Input data »
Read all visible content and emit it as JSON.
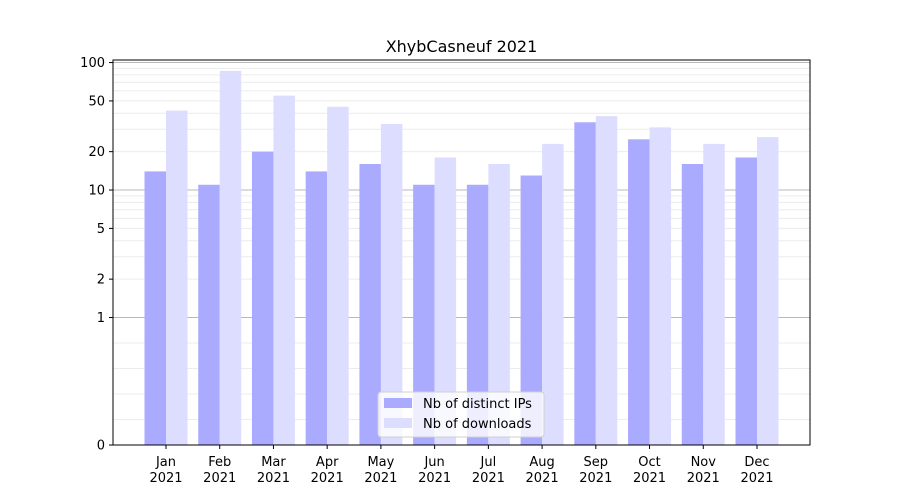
{
  "chart_data": {
    "type": "bar",
    "title": "XhybCasneuf 2021",
    "xlabel": "",
    "ylabel": "",
    "y_scale": "symlog",
    "ylim": [
      0,
      100
    ],
    "y_ticks": [
      0,
      1,
      2,
      5,
      10,
      20,
      50,
      100
    ],
    "grid": "horizontal",
    "legend_position": "bottom-center",
    "categories": [
      {
        "month": "Jan",
        "year": "2021"
      },
      {
        "month": "Feb",
        "year": "2021"
      },
      {
        "month": "Mar",
        "year": "2021"
      },
      {
        "month": "Apr",
        "year": "2021"
      },
      {
        "month": "May",
        "year": "2021"
      },
      {
        "month": "Jun",
        "year": "2021"
      },
      {
        "month": "Jul",
        "year": "2021"
      },
      {
        "month": "Aug",
        "year": "2021"
      },
      {
        "month": "Sep",
        "year": "2021"
      },
      {
        "month": "Oct",
        "year": "2021"
      },
      {
        "month": "Nov",
        "year": "2021"
      },
      {
        "month": "Dec",
        "year": "2021"
      }
    ],
    "series": [
      {
        "name": "Nb of distinct IPs",
        "color": "#aaaaff",
        "values": [
          14,
          11,
          20,
          14,
          16,
          11,
          11,
          13,
          34,
          25,
          16,
          18
        ]
      },
      {
        "name": "Nb of downloads",
        "color": "#ddddff",
        "values": [
          42,
          86,
          55,
          45,
          33,
          18,
          16,
          23,
          38,
          31,
          23,
          26
        ]
      }
    ]
  }
}
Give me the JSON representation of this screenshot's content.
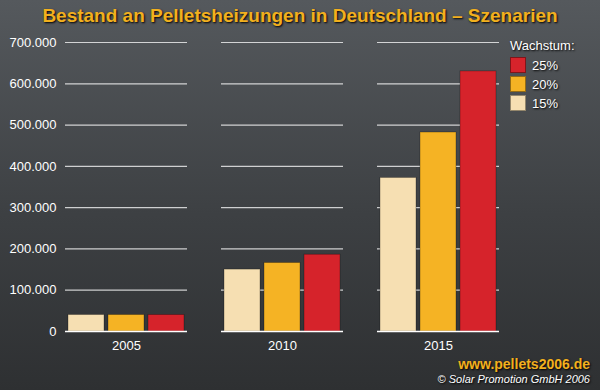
{
  "chart_data": {
    "type": "bar",
    "title": "Bestand an Pelletsheizungen in Deutschland – Szenarien",
    "categories": [
      "2005",
      "2010",
      "2015"
    ],
    "series": [
      {
        "name": "15%",
        "color": "#f6dfb2",
        "values": [
          40000,
          150000,
          372000
        ]
      },
      {
        "name": "20%",
        "color": "#f5b324",
        "values": [
          40000,
          166000,
          482000
        ]
      },
      {
        "name": "25%",
        "color": "#d6232b",
        "values": [
          40000,
          186000,
          630000
        ]
      }
    ],
    "legend_title": "Wachstum:",
    "legend": "right",
    "ylim": [
      0,
      700000
    ],
    "yticks": [
      0,
      {
        "value": 100000,
        "label": "100.000"
      },
      {
        "value": 200000,
        "label": "200.000"
      },
      {
        "value": 300000,
        "label": "300.000"
      },
      {
        "value": 400000,
        "label": "400.000"
      },
      {
        "value": 500000,
        "label": "500.000"
      },
      {
        "value": 600000,
        "label": "600.000"
      },
      {
        "value": 700000,
        "label": "700.000"
      }
    ],
    "grid": true,
    "annotations": [
      "www.pellets2006.de",
      "© Solar Promotion GmbH 2006"
    ]
  }
}
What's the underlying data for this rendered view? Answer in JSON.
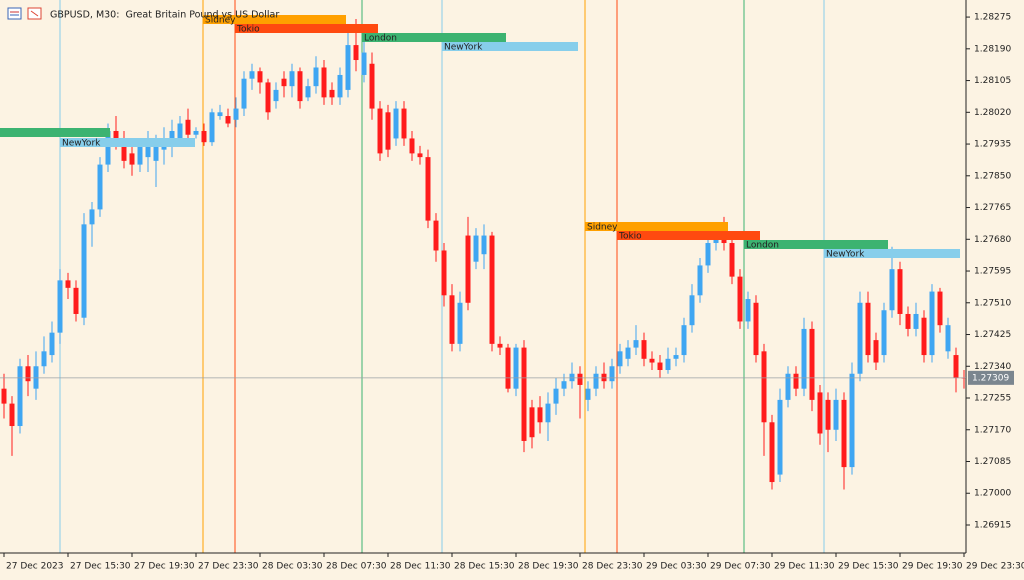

Task to carry out »
Check each line of the entries above for the word "content". List the ones that have it.

Final result »
Read all visible content and emit it as JSON.
Give me the JSON representation of this screenshot's content.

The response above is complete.